Figure data in JSON

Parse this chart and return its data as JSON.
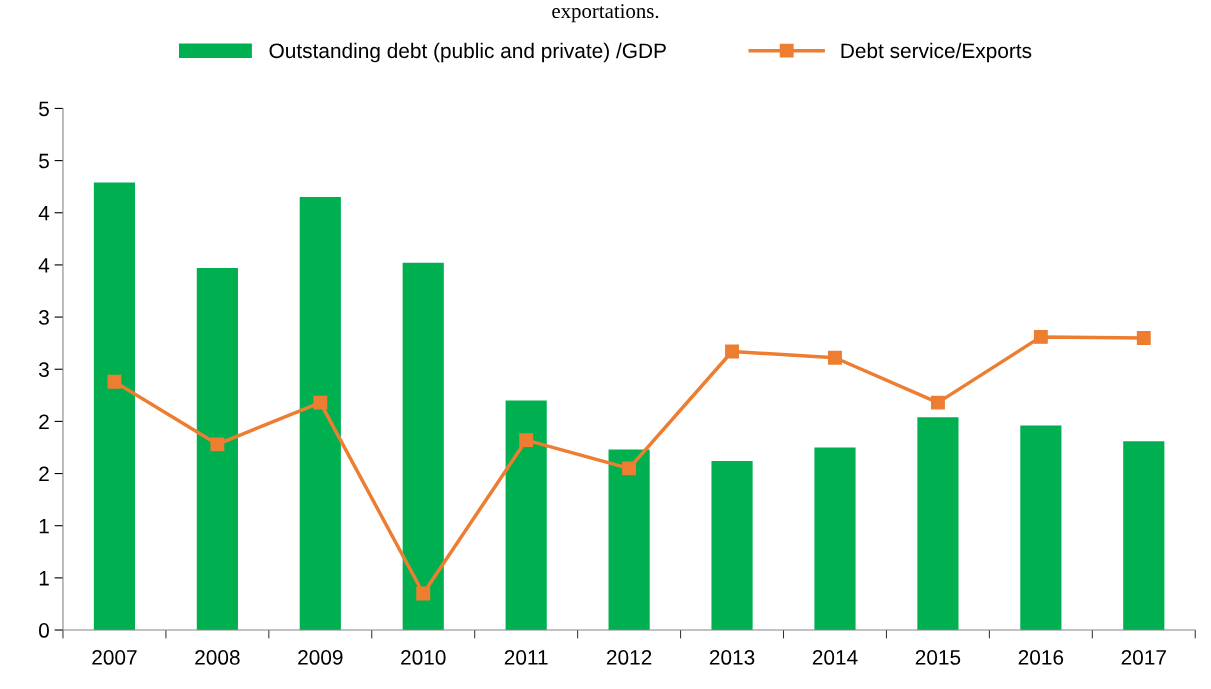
{
  "chart_data": {
    "type": "bar",
    "title": "exportations.",
    "categories": [
      "2007",
      "2008",
      "2009",
      "2010",
      "2011",
      "2012",
      "2013",
      "2014",
      "2015",
      "2016",
      "2017"
    ],
    "series": [
      {
        "name": "Outstanding debt (public and private) /GDP",
        "color": "#00b050",
        "values": [
          4.29,
          3.47,
          4.15,
          3.52,
          2.2,
          1.73,
          1.62,
          1.75,
          2.04,
          1.96,
          1.81
        ]
      },
      {
        "name": "Debt service/Exports",
        "type": "line",
        "color": "#ed7d31",
        "marker": "square",
        "values": [
          2.38,
          1.78,
          2.18,
          0.35,
          1.82,
          1.55,
          2.67,
          2.61,
          2.18,
          2.81,
          2.8
        ]
      }
    ],
    "ylim": [
      0,
      5
    ],
    "yticks": [
      0,
      {
        "value": 0.5,
        "label": "1"
      },
      1,
      {
        "value": 1.5,
        "label": "2"
      },
      2,
      {
        "value": 2.5,
        "label": "3"
      },
      3,
      {
        "value": 3.5,
        "label": "4"
      },
      4,
      {
        "value": 4.5,
        "label": "5"
      },
      5
    ],
    "grid": false,
    "legend": "top"
  }
}
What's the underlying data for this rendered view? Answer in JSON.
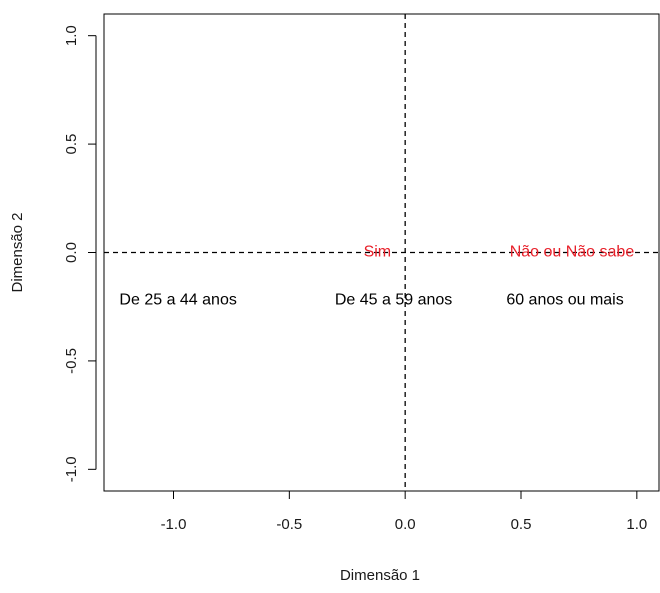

EXERCISE PROMPT
In the listing, find each line with the string "this" and copy it.

TASK ANSWER
Parse this chart and return its data as JSON.
What's the underlying data for this rendered view? Answer in JSON.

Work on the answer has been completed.